# Problem:
Repeat every line of the material, character for character.

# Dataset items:
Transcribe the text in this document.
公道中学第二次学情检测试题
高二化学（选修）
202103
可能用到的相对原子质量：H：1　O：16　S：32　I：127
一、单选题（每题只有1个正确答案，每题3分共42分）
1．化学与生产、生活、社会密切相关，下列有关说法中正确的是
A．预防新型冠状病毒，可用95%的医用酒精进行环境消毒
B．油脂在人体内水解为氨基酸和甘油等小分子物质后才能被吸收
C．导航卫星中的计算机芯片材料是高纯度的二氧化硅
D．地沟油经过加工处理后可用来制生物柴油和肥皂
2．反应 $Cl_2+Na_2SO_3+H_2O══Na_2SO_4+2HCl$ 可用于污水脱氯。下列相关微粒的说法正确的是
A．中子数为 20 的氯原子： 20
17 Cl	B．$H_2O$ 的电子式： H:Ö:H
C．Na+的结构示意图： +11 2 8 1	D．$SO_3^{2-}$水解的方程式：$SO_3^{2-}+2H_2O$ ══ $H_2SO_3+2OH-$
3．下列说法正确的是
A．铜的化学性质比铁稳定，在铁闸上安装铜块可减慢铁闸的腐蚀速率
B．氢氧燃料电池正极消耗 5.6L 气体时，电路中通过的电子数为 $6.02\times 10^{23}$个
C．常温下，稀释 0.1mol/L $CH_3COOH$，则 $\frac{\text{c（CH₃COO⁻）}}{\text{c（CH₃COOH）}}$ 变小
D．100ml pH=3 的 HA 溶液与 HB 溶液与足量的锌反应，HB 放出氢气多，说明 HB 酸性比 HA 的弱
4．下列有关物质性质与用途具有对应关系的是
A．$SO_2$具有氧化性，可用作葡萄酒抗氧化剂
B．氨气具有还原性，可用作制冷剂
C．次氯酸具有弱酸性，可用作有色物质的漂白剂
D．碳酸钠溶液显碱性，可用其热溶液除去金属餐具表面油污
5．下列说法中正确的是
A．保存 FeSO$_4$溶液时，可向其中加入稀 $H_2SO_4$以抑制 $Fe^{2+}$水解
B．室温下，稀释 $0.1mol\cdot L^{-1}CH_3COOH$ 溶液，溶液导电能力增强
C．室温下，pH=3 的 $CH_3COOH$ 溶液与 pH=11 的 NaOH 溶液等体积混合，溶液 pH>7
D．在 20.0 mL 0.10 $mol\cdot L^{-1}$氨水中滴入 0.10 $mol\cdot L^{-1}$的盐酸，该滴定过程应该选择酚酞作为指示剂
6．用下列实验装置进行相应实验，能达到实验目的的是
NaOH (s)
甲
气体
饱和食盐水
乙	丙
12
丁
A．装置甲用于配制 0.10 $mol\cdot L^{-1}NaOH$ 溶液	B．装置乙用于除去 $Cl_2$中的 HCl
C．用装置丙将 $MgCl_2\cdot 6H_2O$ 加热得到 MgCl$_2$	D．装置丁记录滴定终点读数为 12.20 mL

# Response:
Transcribe the text in this document.
公道中学第二次学情检测试题
高二化学（选修）
202103
可能用到的相对原子质量：H：1　O：16　S：32　I：127
一、单选题（每题只有1个正确答案，每题3分共42分）
1．化学与生产、生活、社会密切相关，下列有关说法中正确的是
A．预防新型冠状病毒，可用95%的医用酒精进行环境消毒
B．油脂在人体内水解为氨基酸和甘油等小分子物质后才能被吸收
C．导航卫星中的计算机芯片材料是高纯度的二氧化硅
D．地沟油经过加工处理后可用来制生物柴油和肥皂
2．反应 $Cl_2+Na_2SO_3+H_2O══Na_2SO_4+2HCl$ 可用于污水脱氯。下列相关微粒的说法正确的是
A．中子数为 20 的氯原子： 20
17 Cl	B．$H_2O$ 的电子式： H:Ö:H
C．Na+的结构示意图： +11 2 8 1	D．$SO_3^{2-}$水解的方程式：$SO_3^{2-}+2H_2O$ ══ $H_2SO_3+2OH-$
3．下列说法正确的是
A．铜的化学性质比铁稳定，在铁闸上安装铜块可减慢铁闸的腐蚀速率
B．氢氧燃料电池正极消耗 5.6L 气体时，电路中通过的电子数为 $6.02\times 10^{23}$个
C．常温下，稀释 0.1mol/L $CH_3COOH$，则 $\frac{\text{c（CH₃COO⁻）}}{\text{c（CH₃COOH）}}$ 变小
D．100ml pH=3 的 HA 溶液与 HB 溶液与足量的锌反应，HB 放出氢气多，说明 HB 酸性比 HA 的弱
4．下列有关物质性质与用途具有对应关系的是
A．$SO_2$具有氧化性，可用作葡萄酒抗氧化剂
B．氨气具有还原性，可用作制冷剂
C．次氯酸具有弱酸性，可用作有色物质的漂白剂
D．碳酸钠溶液显碱性，可用其热溶液除去金属餐具表面油污
5．下列说法中正确的是
A．保存 FeSO$_4$溶液时，可向其中加入稀 $H_2SO_4$以抑制 $Fe^{2+}$水解
B．室温下，稀释 $0.1mol\cdot L^{-1}CH_3COOH$ 溶液，溶液导电能力增强
C．室温下，pH=3 的 $CH_3COOH$ 溶液与 pH=11 的 NaOH 溶液等体积混合，溶液 pH>7
D．在 20.0 mL 0.10 $mol\cdot L^{-1}$氨水中滴入 0.10 $mol\cdot L^{-1}$的盐酸，该滴定过程应该选择酚酞作为指示剂
6．用下列实验装置进行相应实验，能达到实验目的的是
NaOH (s)
甲
气体
饱和食盐水
乙	丙
12
丁
A．装置甲用于配制 0.10 $mol\cdot L^{-1}NaOH$ 溶液	B．装置乙用于除去 $Cl_2$中的 HCl
C．用装置丙将 $MgCl_2\cdot 6H_2O$ 加热得到 MgCl$_2$	D．装置丁记录滴定终点读数为 12.20 mL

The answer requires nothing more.